__Records for the exercise__.

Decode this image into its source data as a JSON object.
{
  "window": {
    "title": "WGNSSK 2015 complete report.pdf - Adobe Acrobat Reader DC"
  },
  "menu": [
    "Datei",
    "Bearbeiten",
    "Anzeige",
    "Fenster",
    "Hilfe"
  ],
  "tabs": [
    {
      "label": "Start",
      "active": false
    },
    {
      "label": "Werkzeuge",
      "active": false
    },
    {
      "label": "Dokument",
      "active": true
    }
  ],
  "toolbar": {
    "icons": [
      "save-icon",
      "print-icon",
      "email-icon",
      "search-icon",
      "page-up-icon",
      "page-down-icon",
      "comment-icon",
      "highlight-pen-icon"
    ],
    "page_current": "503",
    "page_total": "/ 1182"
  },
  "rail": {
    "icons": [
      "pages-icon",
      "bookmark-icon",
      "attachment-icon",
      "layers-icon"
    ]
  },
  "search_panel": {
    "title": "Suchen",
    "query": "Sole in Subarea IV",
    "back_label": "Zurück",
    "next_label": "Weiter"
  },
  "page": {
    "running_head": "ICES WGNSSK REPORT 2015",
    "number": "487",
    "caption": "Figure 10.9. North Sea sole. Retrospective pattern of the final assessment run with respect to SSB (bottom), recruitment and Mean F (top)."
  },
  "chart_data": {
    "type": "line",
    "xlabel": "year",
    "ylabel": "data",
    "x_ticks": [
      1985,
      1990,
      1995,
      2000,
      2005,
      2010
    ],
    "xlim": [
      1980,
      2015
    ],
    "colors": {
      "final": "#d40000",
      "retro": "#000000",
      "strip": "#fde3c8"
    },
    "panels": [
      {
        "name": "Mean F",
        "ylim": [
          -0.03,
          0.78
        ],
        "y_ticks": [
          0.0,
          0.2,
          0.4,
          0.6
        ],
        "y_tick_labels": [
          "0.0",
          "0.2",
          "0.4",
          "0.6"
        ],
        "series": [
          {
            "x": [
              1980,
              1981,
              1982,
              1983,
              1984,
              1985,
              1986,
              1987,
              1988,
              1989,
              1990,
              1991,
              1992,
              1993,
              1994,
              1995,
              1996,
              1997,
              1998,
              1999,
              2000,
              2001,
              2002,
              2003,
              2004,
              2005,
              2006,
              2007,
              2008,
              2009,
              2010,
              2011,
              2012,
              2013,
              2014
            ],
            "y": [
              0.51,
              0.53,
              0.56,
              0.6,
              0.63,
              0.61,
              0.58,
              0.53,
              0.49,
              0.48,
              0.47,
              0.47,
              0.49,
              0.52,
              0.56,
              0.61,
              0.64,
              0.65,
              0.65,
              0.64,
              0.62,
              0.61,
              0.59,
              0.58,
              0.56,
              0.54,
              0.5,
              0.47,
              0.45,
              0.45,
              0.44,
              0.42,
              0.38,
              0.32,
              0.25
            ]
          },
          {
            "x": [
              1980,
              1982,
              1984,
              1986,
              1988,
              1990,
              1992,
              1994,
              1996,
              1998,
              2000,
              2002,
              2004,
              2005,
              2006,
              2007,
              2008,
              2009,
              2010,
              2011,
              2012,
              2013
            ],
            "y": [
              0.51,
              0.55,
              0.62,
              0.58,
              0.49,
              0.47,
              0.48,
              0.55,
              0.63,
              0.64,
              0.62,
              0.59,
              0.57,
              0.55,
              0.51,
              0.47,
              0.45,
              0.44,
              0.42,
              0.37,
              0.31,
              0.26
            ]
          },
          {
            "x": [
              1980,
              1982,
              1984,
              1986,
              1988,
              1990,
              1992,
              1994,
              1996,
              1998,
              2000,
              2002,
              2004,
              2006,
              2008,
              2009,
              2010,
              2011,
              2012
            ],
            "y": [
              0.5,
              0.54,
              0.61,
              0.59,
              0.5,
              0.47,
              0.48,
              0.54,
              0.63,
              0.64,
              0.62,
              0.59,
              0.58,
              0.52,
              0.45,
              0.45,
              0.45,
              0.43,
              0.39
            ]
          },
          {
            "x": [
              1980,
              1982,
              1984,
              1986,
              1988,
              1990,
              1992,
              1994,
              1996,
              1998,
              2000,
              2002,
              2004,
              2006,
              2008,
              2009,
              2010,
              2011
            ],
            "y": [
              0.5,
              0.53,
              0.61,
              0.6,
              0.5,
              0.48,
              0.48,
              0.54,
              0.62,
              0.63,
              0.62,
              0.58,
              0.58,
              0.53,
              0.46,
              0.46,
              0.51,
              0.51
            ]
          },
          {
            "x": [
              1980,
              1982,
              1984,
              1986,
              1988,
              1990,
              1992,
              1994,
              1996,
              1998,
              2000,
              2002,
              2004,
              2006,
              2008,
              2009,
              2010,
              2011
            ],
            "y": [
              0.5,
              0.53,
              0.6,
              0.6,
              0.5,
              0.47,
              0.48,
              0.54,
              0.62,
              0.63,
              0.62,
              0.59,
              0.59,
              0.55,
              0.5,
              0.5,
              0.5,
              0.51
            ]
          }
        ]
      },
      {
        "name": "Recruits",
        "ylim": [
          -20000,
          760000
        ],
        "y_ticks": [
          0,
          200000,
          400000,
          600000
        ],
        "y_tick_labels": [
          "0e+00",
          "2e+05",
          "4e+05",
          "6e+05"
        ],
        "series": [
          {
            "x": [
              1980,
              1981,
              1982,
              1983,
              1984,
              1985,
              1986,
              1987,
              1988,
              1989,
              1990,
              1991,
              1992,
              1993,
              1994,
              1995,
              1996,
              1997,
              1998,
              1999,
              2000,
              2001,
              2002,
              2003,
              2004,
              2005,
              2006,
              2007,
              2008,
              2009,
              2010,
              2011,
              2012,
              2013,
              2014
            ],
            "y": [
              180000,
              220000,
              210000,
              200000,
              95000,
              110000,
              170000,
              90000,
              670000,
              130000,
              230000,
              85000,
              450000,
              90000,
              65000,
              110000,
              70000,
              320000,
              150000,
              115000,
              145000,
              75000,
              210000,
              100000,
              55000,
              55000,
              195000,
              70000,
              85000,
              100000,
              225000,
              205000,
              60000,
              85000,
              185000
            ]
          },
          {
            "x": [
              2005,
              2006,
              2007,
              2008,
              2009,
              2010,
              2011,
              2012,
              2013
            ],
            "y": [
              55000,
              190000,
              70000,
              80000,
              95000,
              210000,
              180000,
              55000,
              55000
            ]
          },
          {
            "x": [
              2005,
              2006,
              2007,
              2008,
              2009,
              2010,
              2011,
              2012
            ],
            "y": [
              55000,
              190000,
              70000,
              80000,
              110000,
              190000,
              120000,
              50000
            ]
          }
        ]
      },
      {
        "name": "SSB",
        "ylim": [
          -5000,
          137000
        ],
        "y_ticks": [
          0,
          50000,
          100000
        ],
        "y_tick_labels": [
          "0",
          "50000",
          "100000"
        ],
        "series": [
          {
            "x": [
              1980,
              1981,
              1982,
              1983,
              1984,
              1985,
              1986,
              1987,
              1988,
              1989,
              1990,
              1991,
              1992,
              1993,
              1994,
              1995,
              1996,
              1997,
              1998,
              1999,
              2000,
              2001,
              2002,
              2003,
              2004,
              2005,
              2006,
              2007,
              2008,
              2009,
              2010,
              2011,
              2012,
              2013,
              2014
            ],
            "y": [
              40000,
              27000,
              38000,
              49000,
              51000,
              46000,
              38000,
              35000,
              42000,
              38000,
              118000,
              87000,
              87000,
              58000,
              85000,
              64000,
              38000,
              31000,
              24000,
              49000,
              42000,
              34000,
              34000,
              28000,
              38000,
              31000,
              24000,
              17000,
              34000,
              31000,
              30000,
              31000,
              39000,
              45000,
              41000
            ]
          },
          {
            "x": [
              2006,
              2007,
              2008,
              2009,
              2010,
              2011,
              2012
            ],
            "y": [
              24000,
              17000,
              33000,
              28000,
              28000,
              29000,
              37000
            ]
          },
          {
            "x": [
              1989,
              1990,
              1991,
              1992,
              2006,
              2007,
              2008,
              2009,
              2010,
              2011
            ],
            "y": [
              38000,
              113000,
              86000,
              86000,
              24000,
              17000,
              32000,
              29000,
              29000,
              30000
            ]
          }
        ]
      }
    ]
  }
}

__What needs to be done__.
Looking at the records above, say how many lines hold the string "title". Write nothing but the number.

__Task answer__.
2